## What is needed
List each line holding the string "Хозяйственная".

## Extracted entries
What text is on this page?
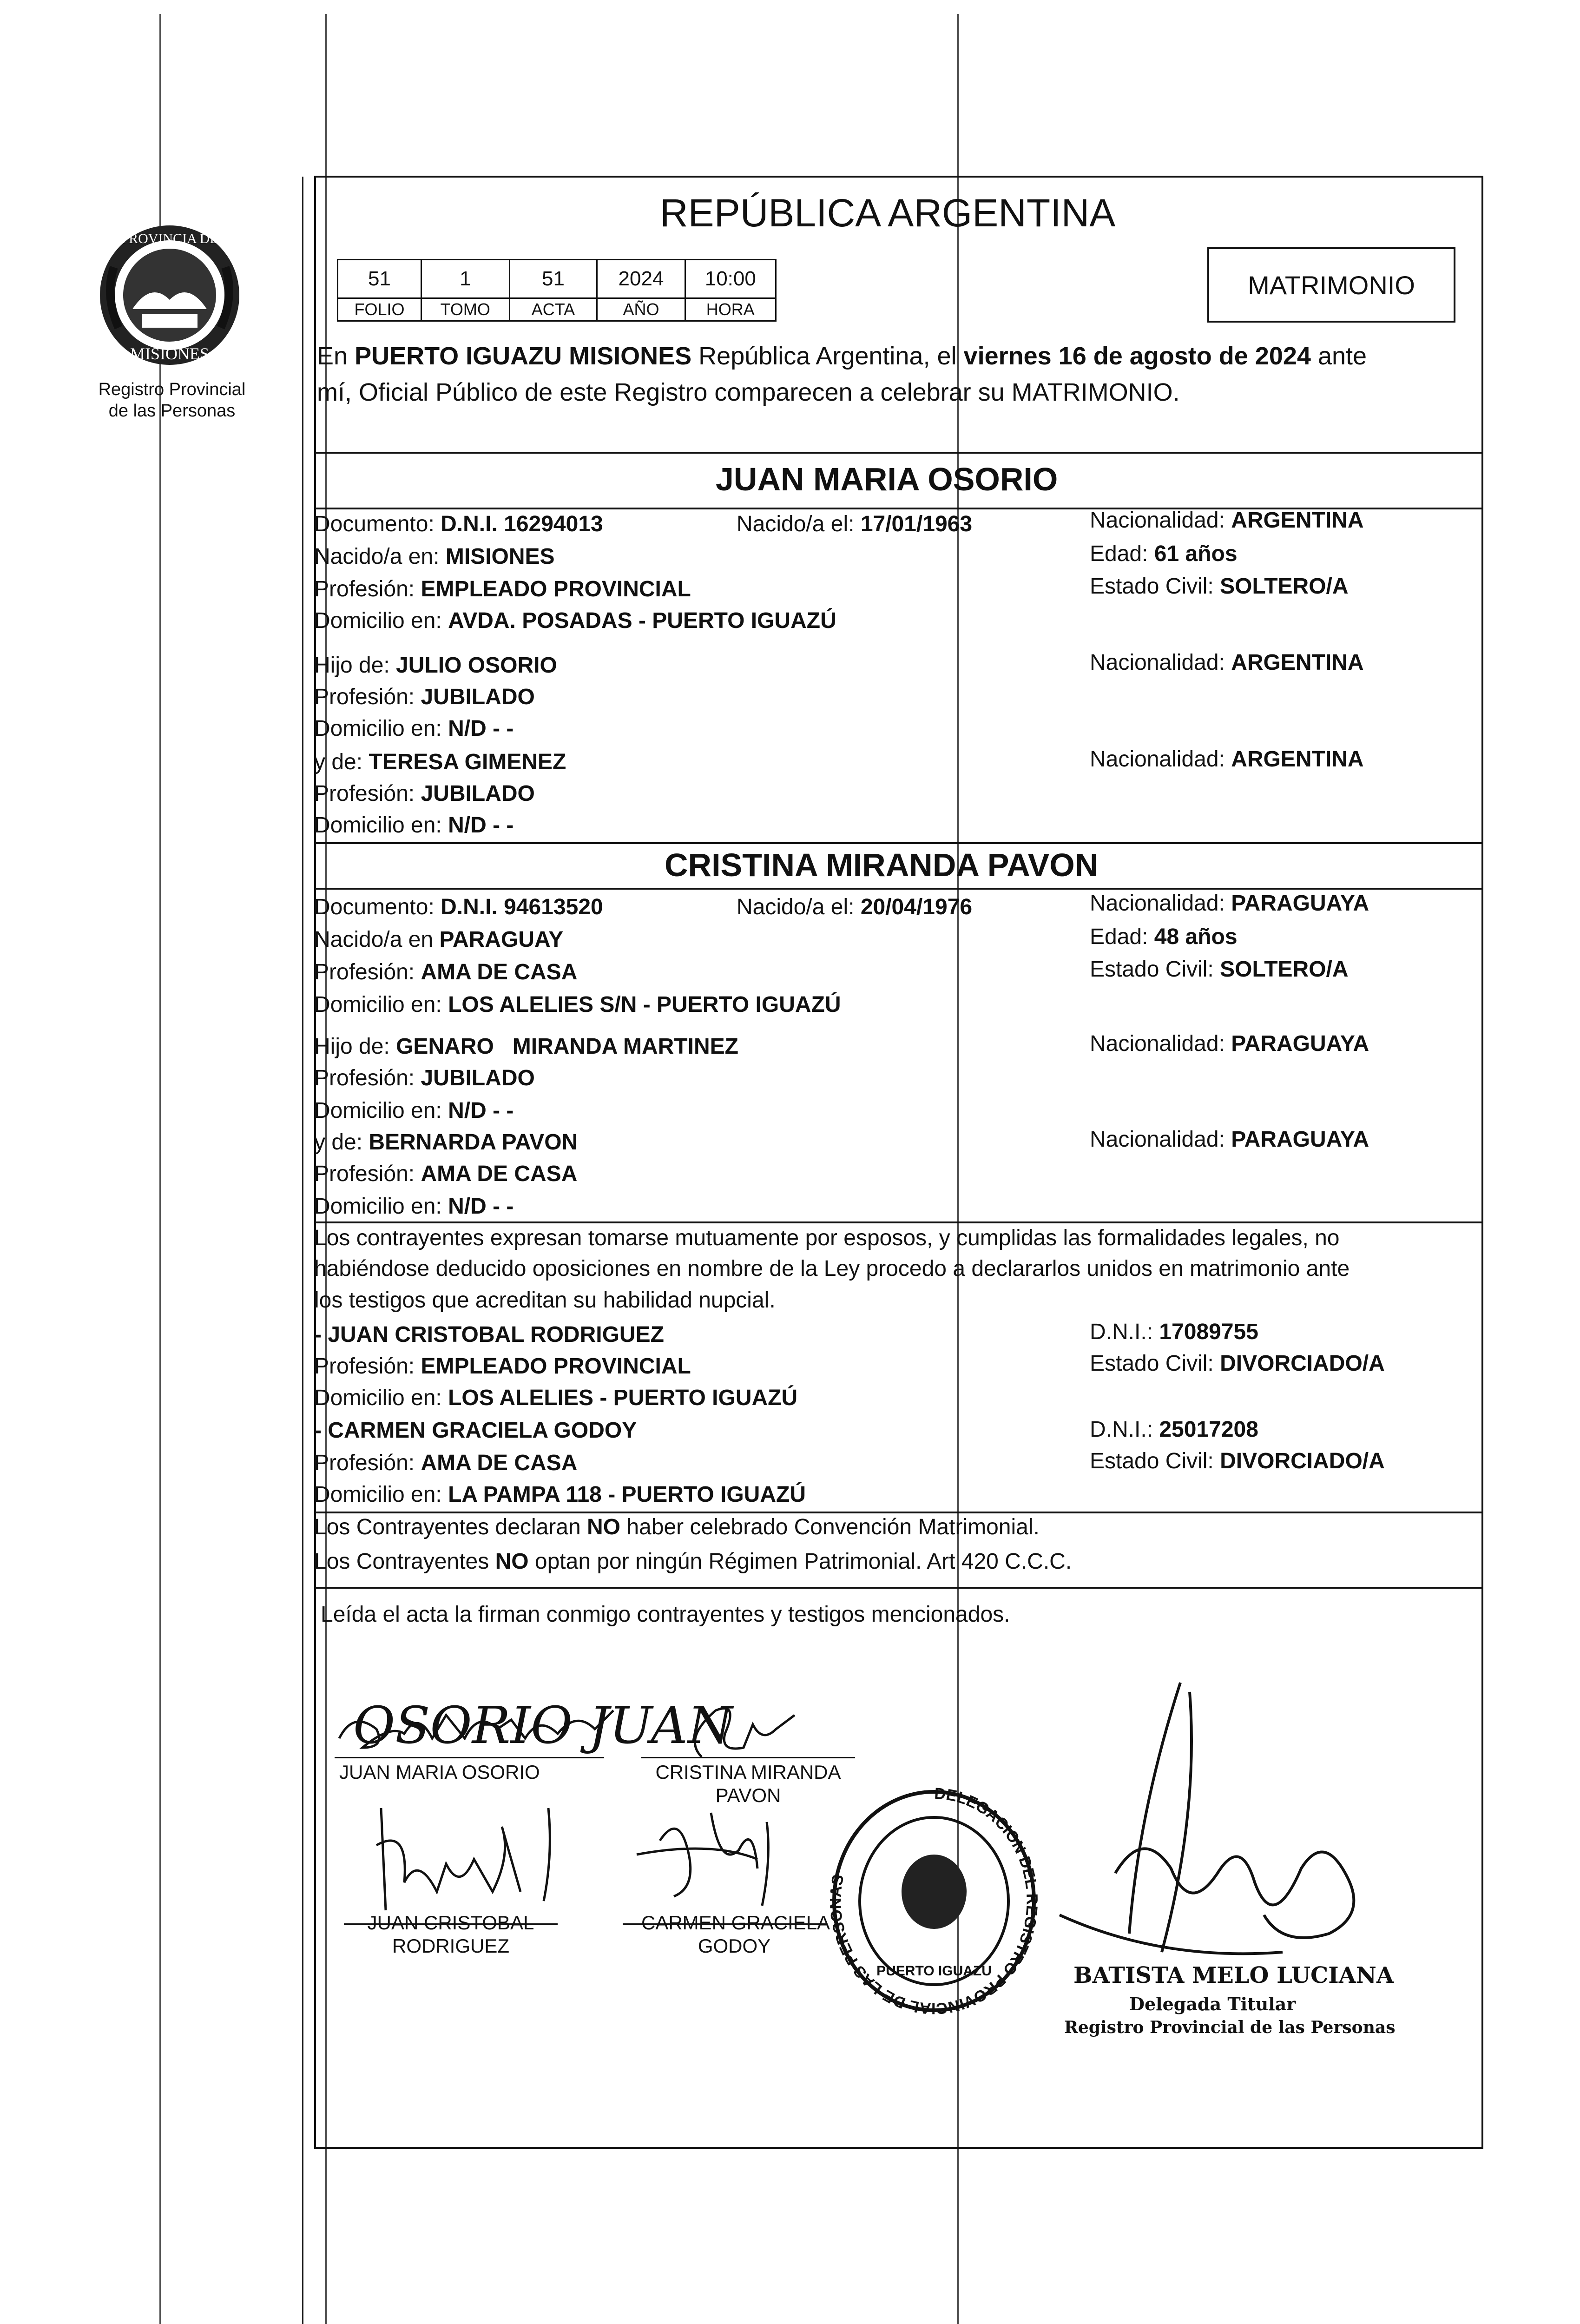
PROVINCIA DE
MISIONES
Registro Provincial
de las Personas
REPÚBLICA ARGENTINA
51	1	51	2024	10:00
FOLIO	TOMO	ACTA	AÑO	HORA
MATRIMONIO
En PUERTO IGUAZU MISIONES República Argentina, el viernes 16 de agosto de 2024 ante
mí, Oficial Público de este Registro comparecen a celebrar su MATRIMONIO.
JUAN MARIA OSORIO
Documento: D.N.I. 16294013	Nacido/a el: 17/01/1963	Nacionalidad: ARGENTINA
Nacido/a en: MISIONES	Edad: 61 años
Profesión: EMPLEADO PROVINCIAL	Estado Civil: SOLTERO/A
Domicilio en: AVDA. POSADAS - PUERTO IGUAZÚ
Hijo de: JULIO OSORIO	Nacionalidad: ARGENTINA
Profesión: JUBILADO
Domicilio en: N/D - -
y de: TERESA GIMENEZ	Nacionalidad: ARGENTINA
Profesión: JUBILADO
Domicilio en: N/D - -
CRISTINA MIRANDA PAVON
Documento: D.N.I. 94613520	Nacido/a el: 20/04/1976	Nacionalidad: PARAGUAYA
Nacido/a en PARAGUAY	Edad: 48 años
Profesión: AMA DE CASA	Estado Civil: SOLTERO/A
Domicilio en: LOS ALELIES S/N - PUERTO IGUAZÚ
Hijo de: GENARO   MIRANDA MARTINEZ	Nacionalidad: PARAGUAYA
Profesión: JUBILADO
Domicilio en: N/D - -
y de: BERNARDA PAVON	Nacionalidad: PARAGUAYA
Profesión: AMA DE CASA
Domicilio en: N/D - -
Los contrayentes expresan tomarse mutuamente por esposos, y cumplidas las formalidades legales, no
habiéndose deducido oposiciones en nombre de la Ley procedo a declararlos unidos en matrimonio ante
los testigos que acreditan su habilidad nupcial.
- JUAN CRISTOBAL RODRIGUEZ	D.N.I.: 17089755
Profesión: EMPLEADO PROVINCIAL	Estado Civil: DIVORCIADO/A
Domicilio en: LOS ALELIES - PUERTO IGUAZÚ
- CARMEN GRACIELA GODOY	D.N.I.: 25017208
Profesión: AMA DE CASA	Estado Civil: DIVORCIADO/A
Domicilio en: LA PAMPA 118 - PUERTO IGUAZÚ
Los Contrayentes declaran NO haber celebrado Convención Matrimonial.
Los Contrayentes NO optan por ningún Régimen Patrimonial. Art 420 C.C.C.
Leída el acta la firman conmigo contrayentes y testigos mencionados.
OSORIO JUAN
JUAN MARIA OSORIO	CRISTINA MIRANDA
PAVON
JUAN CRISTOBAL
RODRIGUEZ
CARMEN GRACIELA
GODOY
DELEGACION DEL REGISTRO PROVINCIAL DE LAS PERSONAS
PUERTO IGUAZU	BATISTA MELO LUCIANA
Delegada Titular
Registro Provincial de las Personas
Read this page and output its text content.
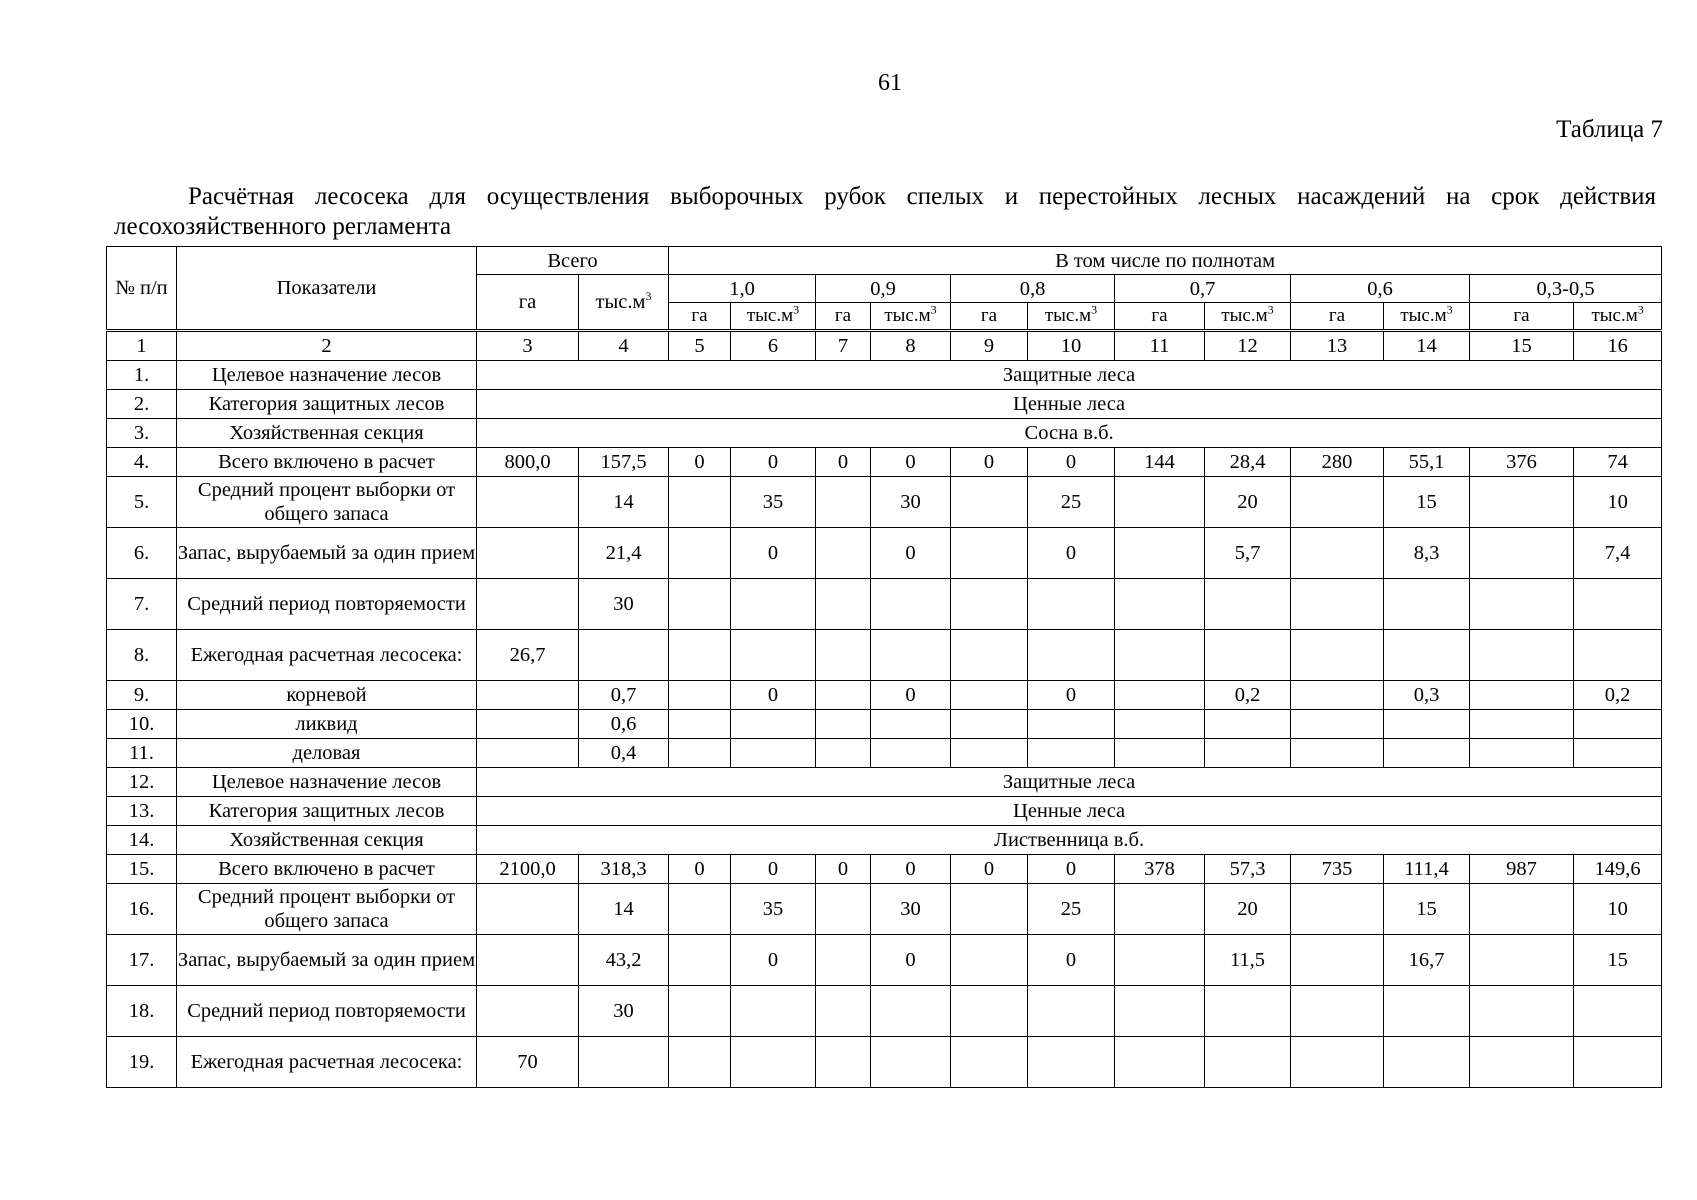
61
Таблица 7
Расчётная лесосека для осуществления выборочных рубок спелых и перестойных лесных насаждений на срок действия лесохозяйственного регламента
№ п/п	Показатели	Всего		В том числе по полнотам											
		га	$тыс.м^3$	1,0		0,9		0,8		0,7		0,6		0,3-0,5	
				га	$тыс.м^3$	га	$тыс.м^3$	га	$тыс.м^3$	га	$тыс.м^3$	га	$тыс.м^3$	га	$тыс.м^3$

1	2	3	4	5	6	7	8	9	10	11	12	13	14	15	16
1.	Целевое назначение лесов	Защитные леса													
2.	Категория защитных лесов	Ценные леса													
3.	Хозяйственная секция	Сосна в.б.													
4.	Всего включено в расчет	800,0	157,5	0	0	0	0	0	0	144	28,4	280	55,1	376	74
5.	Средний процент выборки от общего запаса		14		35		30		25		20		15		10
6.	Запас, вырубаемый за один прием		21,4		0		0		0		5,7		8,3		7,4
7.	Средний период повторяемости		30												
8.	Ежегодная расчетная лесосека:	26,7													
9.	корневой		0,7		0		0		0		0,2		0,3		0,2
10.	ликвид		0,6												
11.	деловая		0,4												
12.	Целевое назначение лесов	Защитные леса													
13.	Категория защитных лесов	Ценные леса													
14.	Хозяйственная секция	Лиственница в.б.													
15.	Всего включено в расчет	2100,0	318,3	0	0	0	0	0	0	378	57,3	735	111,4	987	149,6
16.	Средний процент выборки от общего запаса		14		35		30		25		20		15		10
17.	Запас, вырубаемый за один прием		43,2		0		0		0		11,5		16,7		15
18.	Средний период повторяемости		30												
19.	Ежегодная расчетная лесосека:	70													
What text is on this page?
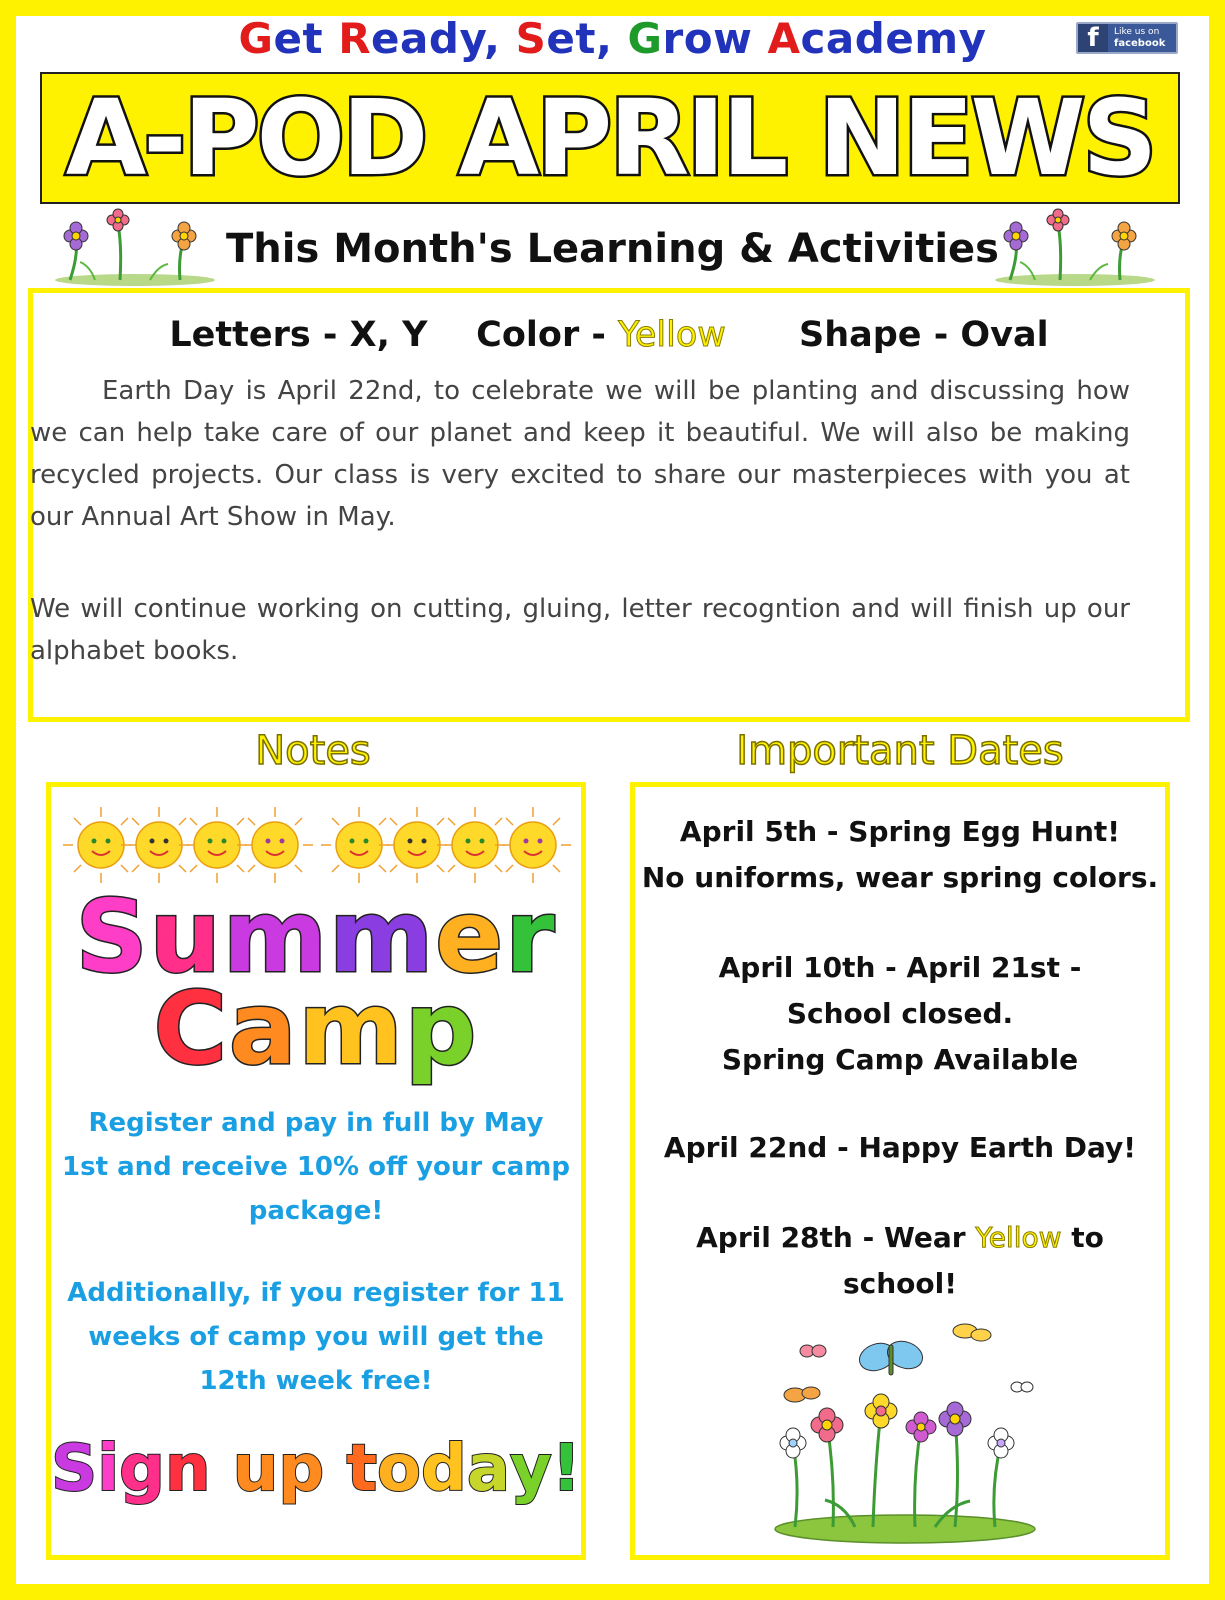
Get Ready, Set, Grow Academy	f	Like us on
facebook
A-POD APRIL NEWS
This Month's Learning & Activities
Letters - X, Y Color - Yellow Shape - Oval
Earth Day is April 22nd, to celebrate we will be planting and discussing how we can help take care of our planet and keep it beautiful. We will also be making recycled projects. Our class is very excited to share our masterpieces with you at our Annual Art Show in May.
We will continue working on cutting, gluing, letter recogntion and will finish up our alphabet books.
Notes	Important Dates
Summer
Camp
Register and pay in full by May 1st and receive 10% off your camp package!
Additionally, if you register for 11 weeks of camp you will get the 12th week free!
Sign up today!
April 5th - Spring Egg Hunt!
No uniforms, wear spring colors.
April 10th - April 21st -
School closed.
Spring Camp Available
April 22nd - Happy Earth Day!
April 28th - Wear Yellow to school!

## Response to the exercise
3.	Хозяйственная секция	Сосна в.б.													
14.	Хозяйственная секция	Лиственница в.б.													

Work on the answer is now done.